#### STATED TASK
Can you copy out, word for word, the lines of the records below, starting with the line containing "entry-page: 212 <box>484 692 530 719</box>" and going on through the line containing "entry-page <box>526 69 530 100</box>", with both of those lines included?

#### DATA SHOWN

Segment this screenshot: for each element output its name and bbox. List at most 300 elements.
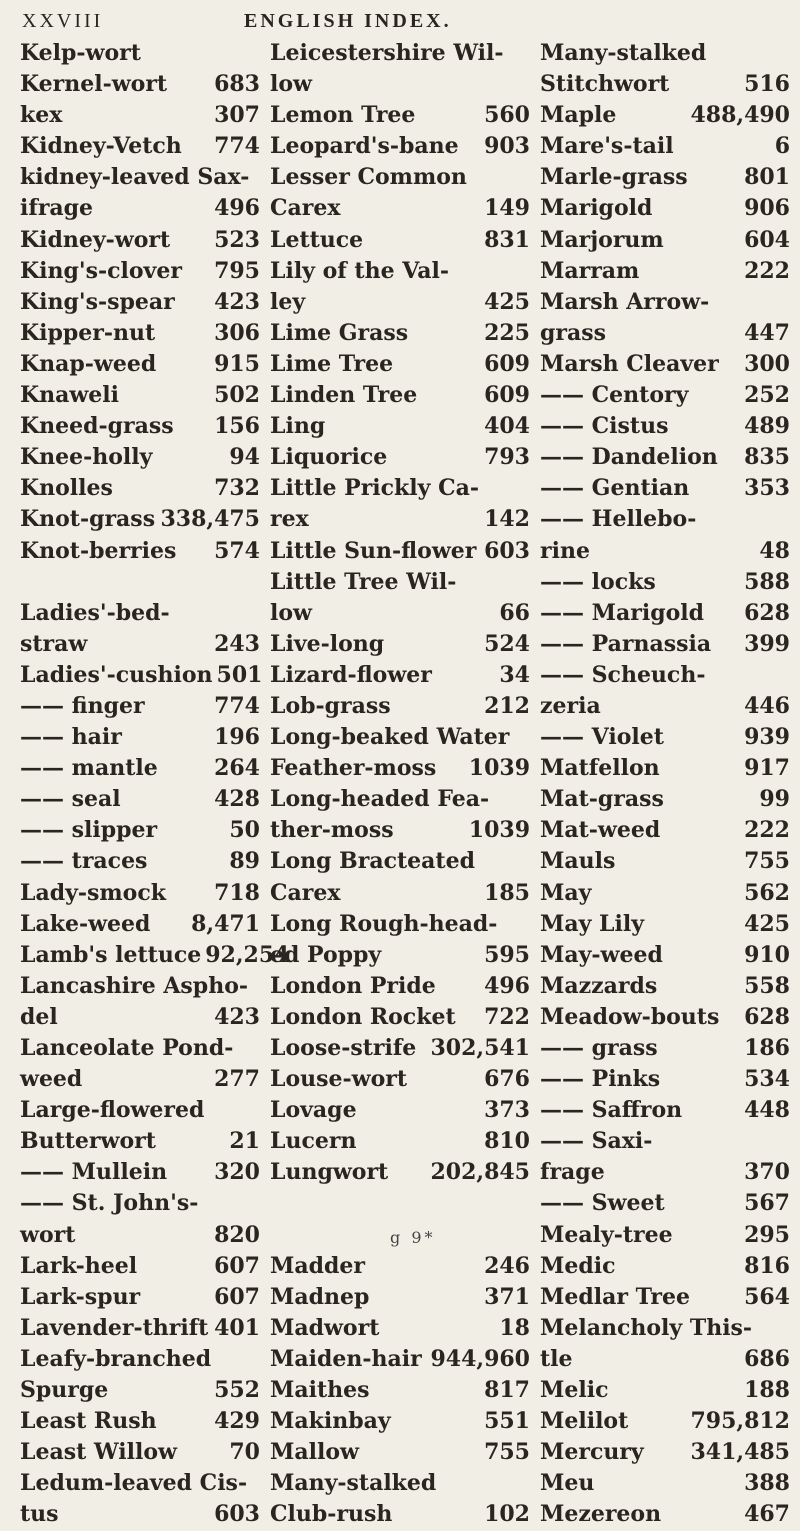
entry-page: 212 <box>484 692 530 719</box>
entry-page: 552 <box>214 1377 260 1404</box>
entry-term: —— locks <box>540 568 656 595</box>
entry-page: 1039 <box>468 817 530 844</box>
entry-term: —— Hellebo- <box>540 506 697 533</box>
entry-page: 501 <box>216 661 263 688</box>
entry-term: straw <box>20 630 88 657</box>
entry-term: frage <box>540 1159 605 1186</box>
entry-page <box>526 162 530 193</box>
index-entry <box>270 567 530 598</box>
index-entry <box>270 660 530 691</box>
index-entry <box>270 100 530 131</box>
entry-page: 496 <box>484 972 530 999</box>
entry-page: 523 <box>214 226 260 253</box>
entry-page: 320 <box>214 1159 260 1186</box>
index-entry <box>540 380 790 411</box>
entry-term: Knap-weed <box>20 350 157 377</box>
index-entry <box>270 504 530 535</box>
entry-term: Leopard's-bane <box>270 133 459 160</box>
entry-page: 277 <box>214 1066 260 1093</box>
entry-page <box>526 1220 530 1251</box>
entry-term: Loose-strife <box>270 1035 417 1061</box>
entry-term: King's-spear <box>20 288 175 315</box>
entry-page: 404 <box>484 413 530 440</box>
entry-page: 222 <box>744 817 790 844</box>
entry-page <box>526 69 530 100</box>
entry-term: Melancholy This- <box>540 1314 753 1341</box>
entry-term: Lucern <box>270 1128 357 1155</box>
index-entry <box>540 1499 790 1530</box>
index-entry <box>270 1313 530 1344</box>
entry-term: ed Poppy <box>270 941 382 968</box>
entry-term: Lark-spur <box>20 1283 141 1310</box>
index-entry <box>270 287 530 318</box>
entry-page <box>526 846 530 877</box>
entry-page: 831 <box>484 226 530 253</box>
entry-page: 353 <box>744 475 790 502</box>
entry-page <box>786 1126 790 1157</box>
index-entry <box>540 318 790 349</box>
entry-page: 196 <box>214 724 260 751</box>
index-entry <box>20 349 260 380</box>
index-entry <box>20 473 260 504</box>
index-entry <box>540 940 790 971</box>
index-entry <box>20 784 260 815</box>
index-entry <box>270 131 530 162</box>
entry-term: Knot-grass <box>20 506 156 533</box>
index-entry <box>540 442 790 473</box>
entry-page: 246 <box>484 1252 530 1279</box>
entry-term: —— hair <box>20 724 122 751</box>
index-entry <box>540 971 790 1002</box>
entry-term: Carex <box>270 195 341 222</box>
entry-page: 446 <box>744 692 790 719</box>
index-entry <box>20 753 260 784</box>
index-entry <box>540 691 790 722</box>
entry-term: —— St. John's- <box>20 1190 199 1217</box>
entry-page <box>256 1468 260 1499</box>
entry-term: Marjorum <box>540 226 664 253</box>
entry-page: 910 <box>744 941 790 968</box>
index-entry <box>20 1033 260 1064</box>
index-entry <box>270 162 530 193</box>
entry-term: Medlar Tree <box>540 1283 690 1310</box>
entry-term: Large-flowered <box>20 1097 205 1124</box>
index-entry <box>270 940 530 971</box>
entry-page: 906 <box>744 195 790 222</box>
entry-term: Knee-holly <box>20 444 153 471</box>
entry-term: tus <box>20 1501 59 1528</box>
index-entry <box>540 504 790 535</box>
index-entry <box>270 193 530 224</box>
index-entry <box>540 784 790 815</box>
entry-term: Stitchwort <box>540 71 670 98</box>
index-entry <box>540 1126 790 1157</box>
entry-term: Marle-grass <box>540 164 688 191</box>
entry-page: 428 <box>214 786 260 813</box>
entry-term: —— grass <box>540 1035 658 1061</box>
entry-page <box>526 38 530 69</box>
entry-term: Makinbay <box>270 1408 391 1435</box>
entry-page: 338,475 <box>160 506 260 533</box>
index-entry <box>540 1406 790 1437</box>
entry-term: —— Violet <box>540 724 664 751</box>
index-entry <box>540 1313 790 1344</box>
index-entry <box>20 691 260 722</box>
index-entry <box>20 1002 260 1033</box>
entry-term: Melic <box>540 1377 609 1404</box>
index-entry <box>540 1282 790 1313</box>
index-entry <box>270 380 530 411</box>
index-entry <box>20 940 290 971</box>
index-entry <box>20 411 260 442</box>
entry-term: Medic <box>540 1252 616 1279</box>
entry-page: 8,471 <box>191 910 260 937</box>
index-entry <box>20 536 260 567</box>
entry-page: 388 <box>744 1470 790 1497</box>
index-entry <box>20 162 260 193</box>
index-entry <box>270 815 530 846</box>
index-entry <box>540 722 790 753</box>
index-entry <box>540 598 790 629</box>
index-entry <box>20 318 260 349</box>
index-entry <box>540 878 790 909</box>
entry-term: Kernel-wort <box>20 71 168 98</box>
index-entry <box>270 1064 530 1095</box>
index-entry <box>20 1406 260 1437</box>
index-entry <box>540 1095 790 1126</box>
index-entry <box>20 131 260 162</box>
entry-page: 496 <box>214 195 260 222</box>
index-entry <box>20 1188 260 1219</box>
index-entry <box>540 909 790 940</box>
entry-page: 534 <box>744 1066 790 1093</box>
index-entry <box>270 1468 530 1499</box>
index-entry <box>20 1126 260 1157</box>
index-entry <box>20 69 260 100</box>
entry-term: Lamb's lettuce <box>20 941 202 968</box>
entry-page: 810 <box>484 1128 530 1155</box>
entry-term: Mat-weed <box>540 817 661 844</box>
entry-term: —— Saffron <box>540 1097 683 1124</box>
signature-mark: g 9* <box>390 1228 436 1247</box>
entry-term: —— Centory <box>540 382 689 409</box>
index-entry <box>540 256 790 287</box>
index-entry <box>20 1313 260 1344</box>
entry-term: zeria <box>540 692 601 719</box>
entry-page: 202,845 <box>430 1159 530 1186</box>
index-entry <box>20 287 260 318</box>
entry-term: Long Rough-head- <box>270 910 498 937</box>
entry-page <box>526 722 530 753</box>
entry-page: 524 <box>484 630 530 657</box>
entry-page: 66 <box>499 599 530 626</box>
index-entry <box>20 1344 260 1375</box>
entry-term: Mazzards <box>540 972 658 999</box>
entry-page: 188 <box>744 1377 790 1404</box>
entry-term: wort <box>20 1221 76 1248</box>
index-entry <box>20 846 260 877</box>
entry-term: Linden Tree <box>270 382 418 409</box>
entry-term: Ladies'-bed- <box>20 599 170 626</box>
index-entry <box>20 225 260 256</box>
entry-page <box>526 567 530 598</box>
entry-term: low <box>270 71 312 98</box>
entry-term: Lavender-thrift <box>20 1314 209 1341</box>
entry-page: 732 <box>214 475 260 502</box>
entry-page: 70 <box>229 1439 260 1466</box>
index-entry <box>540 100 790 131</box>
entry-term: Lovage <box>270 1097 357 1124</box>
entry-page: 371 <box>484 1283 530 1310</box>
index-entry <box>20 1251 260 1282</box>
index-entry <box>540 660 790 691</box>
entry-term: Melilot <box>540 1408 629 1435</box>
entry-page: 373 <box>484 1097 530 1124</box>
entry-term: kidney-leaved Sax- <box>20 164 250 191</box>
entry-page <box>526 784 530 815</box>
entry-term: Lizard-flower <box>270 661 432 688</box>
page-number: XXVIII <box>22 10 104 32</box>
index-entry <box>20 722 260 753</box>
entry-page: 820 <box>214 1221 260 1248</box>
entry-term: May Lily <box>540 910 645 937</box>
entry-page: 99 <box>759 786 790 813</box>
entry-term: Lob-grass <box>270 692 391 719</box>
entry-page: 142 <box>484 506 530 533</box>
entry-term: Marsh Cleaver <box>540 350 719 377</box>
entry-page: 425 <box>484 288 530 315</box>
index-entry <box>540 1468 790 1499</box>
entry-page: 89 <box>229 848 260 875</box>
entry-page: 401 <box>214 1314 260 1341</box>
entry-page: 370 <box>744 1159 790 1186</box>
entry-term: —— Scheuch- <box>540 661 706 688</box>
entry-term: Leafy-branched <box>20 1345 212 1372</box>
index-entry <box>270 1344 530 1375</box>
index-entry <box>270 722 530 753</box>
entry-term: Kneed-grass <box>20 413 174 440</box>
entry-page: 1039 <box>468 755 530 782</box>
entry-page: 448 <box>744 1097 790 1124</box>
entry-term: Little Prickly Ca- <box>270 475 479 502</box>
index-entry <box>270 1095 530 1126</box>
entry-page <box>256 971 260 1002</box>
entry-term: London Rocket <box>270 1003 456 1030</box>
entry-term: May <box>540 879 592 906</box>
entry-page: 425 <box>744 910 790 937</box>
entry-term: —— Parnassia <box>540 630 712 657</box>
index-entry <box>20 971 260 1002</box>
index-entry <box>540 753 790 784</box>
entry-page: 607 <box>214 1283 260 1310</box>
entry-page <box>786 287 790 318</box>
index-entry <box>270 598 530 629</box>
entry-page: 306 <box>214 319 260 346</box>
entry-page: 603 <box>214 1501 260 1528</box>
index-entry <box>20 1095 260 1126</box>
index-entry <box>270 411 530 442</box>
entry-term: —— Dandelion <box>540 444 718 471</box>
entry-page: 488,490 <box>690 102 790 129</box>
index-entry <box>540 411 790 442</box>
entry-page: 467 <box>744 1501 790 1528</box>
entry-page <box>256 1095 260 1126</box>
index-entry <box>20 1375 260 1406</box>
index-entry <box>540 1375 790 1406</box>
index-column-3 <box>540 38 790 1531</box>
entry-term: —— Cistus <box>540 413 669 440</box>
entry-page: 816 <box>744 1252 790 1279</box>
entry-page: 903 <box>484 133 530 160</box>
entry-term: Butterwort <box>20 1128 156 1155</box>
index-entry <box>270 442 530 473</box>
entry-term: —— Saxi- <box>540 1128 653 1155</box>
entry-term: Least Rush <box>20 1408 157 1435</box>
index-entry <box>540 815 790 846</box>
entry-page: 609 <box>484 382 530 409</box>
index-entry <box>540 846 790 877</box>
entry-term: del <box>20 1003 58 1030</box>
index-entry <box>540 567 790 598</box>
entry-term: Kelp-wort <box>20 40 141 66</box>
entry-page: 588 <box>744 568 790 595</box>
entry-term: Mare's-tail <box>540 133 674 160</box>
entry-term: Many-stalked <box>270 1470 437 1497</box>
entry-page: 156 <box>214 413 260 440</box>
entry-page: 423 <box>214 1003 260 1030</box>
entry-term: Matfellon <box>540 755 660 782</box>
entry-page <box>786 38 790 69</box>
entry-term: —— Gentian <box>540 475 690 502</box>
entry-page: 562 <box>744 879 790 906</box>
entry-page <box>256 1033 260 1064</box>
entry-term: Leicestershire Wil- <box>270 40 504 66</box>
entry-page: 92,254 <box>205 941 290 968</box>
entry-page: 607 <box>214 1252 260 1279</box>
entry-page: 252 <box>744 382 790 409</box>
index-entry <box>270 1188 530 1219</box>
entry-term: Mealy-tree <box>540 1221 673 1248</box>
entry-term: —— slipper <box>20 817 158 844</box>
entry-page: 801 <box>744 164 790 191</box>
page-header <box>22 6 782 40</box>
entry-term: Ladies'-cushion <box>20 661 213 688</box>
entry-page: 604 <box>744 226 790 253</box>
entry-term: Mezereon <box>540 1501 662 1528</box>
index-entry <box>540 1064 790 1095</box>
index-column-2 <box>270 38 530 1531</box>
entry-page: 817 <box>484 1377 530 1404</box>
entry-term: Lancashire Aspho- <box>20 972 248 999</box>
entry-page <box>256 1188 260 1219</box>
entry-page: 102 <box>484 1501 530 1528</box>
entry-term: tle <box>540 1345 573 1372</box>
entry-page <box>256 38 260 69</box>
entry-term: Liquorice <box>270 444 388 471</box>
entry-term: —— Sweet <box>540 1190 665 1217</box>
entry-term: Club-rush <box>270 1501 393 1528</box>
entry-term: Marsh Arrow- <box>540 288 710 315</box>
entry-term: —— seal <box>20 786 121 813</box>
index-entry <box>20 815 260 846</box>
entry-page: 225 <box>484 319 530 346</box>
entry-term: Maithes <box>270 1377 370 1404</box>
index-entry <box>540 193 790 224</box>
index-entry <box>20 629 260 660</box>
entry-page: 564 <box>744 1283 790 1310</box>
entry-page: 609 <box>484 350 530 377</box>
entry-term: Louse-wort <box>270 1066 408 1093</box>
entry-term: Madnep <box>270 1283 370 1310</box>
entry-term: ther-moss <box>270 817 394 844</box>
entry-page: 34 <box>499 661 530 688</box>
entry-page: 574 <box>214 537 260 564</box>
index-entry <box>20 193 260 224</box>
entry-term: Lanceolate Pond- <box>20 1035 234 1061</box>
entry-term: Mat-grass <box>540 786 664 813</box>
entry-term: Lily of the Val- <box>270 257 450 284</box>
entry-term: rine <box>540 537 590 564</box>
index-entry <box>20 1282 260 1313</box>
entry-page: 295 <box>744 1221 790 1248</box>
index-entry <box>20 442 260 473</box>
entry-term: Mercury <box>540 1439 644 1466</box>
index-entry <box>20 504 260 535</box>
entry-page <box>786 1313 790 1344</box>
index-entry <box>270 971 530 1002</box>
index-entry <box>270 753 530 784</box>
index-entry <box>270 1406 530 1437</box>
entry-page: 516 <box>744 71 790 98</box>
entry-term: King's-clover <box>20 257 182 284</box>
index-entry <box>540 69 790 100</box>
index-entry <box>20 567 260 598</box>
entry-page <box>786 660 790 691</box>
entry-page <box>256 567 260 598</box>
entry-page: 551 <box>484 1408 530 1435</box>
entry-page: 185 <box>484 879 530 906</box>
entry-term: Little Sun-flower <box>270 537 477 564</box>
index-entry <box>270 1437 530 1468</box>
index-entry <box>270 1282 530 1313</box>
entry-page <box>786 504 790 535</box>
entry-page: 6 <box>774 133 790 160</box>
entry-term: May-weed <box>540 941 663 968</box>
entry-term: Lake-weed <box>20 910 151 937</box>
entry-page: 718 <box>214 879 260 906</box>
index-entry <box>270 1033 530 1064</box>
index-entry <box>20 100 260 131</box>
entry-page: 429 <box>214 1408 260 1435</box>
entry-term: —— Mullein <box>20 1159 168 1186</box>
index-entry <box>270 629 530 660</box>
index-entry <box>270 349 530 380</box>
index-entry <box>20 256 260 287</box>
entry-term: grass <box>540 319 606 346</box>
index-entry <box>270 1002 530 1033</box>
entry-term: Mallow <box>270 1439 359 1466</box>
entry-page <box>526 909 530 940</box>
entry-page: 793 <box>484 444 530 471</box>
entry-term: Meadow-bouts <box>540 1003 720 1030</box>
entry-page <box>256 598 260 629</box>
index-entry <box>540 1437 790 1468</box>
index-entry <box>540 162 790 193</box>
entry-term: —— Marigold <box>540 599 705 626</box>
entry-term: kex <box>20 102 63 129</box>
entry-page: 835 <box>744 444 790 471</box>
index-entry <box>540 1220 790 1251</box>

---

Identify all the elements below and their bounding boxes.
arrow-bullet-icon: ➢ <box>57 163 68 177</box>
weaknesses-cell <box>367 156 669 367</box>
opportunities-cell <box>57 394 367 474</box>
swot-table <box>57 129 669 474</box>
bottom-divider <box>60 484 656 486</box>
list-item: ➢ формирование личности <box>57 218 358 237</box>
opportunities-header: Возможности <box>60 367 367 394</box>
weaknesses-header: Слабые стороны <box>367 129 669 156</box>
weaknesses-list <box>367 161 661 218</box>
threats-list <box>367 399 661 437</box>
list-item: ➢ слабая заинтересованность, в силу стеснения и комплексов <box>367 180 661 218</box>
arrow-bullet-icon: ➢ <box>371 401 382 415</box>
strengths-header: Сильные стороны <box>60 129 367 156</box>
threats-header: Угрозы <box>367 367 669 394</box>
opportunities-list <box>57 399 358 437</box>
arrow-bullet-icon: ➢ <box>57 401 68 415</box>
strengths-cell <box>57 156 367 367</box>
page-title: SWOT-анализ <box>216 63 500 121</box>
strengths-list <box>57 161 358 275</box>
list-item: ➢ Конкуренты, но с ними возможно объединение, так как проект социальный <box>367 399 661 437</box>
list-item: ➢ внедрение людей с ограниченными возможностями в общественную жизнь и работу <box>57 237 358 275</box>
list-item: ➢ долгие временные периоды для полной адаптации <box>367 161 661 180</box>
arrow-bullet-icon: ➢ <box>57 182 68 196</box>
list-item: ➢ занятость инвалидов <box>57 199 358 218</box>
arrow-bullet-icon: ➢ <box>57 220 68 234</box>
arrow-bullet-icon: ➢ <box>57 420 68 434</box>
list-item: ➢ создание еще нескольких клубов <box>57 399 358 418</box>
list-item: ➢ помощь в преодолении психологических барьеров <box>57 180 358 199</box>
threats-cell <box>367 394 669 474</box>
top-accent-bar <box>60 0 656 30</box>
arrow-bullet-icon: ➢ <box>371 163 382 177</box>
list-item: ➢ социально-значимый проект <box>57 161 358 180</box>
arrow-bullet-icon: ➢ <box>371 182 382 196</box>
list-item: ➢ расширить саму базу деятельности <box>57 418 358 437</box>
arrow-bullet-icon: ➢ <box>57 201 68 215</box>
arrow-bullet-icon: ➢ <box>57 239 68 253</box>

#### FULL SOLUTION
entry-page: 212 <box>484 692 530 719</box>
entry-page: 552 <box>214 1377 260 1404</box>
entry-term: —— locks <box>540 568 656 595</box>
entry-page: 1039 <box>468 817 530 844</box>
entry-term: —— Hellebo- <box>540 506 697 533</box>
entry-page: 501 <box>216 661 263 688</box>
entry-term: straw <box>20 630 88 657</box>
entry-term: frage <box>540 1159 605 1186</box>
entry-page <box>526 162 530 193</box>
index-entry <box>270 567 530 598</box>
index-entry <box>270 660 530 691</box>
index-entry <box>270 100 530 131</box>
entry-page: 496 <box>484 972 530 999</box>
entry-page: 523 <box>214 226 260 253</box>
entry-page: 320 <box>214 1159 260 1186</box>
index-entry <box>540 380 790 411</box>
entry-term: Knap-weed <box>20 350 157 377</box>
index-entry <box>270 504 530 535</box>
entry-term: Leopard's-bane <box>270 133 459 160</box>
entry-page: 277 <box>214 1066 260 1093</box>
entry-page <box>526 1220 530 1251</box>
entry-term: Loose-strife <box>270 1035 417 1061</box>
entry-term: King's-spear <box>20 288 175 315</box>
entry-page: 404 <box>484 413 530 440</box>
entry-page: 222 <box>744 817 790 844</box>
entry-page <box>526 69 530 100</box>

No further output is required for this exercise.